- Record set:
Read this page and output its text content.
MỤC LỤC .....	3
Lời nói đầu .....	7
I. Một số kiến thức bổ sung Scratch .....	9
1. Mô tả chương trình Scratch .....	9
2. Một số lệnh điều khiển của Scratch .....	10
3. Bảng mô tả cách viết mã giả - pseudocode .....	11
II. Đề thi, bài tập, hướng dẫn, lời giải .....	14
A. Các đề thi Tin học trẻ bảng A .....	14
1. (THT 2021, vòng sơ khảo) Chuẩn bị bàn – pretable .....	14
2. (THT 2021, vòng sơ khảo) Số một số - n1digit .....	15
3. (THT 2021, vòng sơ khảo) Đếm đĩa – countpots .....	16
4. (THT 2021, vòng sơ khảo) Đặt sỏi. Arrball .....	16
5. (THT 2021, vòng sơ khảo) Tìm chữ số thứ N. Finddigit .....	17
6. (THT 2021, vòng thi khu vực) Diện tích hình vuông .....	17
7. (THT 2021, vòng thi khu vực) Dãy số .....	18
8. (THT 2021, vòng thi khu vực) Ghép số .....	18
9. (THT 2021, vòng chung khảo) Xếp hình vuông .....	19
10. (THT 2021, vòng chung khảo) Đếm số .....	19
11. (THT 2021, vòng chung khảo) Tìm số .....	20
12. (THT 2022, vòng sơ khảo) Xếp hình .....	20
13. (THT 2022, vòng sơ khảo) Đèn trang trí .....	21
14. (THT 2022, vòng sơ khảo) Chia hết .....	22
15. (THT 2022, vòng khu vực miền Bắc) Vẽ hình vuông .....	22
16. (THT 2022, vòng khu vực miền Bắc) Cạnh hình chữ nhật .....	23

- Task statement: In the material above, find the lines that contain "Scratch" and show them.

- Full output:
I. Một số kiến thức bổ sung Scratch .....	9
1. Mô tả chương trình Scratch .....	9
2. Một số lệnh điều khiển của Scratch .....	10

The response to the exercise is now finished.